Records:

::::

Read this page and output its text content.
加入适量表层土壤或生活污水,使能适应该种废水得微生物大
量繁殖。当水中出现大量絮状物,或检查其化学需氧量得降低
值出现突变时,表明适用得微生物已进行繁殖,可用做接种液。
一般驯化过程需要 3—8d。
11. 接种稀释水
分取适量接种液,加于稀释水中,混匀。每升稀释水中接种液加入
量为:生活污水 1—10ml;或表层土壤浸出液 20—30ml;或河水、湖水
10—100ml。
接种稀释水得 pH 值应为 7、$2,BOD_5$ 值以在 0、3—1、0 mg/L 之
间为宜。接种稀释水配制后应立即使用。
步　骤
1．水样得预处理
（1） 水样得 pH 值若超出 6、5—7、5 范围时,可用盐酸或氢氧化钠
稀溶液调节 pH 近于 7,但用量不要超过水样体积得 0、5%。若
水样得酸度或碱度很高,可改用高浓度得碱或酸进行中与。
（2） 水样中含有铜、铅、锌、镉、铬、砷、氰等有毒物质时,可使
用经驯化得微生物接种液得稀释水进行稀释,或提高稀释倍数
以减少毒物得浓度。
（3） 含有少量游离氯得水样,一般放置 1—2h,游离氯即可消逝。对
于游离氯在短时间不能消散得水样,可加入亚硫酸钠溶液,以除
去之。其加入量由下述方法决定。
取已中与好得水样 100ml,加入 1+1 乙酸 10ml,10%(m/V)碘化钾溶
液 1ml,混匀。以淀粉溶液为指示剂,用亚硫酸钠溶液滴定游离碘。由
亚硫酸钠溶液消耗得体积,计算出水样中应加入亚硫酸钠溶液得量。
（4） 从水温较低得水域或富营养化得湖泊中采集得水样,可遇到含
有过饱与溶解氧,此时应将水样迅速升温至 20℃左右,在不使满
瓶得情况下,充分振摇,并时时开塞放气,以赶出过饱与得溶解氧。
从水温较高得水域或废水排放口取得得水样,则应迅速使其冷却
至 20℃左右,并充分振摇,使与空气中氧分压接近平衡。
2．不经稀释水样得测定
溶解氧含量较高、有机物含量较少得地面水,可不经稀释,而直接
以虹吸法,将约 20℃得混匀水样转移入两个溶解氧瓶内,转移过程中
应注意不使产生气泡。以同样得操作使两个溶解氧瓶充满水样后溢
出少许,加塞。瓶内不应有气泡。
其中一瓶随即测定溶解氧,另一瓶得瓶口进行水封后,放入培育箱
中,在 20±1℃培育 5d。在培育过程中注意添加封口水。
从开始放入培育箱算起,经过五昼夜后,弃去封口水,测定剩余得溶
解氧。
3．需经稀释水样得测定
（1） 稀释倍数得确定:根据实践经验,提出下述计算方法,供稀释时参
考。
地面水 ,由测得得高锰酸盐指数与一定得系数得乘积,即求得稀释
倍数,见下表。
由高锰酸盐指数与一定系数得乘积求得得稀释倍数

::::

*Task prompt*
Using the data above, print every record exactly as shown.

*Response to this exercise*
Read this page and output its text content.
加入适量表层土壤或生活污水,使能适应该种废水得微生物大
量繁殖。当水中出现大量絮状物,或检查其化学需氧量得降低
值出现突变时,表明适用得微生物已进行繁殖,可用做接种液。
一般驯化过程需要 3—8d。
11. 接种稀释水
分取适量接种液,加于稀释水中,混匀。每升稀释水中接种液加入
量为:生活污水 1—10ml;或表层土壤浸出液 20—30ml;或河水、湖水
10—100ml。
接种稀释水得 pH 值应为 7、$2,BOD_5$ 值以在 0、3—1、0 mg/L 之
间为宜。接种稀释水配制后应立即使用。
步　骤
1．水样得预处理
（1） 水样得 pH 值若超出 6、5—7、5 范围时,可用盐酸或氢氧化钠
稀溶液调节 pH 近于 7,但用量不要超过水样体积得 0、5%。若
水样得酸度或碱度很高,可改用高浓度得碱或酸进行中与。
（2） 水样中含有铜、铅、锌、镉、铬、砷、氰等有毒物质时,可使
用经驯化得微生物接种液得稀释水进行稀释,或提高稀释倍数
以减少毒物得浓度。
（3） 含有少量游离氯得水样,一般放置 1—2h,游离氯即可消逝。对
于游离氯在短时间不能消散得水样,可加入亚硫酸钠溶液,以除
去之。其加入量由下述方法决定。
取已中与好得水样 100ml,加入 1+1 乙酸 10ml,10%(m/V)碘化钾溶
液 1ml,混匀。以淀粉溶液为指示剂,用亚硫酸钠溶液滴定游离碘。由
亚硫酸钠溶液消耗得体积,计算出水样中应加入亚硫酸钠溶液得量。
（4） 从水温较低得水域或富营养化得湖泊中采集得水样,可遇到含
有过饱与溶解氧,此时应将水样迅速升温至 20℃左右,在不使满
瓶得情况下,充分振摇,并时时开塞放气,以赶出过饱与得溶解氧。
从水温较高得水域或废水排放口取得得水样,则应迅速使其冷却
至 20℃左右,并充分振摇,使与空气中氧分压接近平衡。
2．不经稀释水样得测定
溶解氧含量较高、有机物含量较少得地面水,可不经稀释,而直接
以虹吸法,将约 20℃得混匀水样转移入两个溶解氧瓶内,转移过程中
应注意不使产生气泡。以同样得操作使两个溶解氧瓶充满水样后溢
出少许,加塞。瓶内不应有气泡。
其中一瓶随即测定溶解氧,另一瓶得瓶口进行水封后,放入培育箱
中,在 20±1℃培育 5d。在培育过程中注意添加封口水。
从开始放入培育箱算起,经过五昼夜后,弃去封口水,测定剩余得溶
解氧。
3．需经稀释水样得测定
（1） 稀释倍数得确定:根据实践经验,提出下述计算方法,供稀释时参
考。
地面水 ,由测得得高锰酸盐指数与一定得系数得乘积,即求得稀释
倍数,见下表。
由高锰酸盐指数与一定系数得乘积求得得稀释倍数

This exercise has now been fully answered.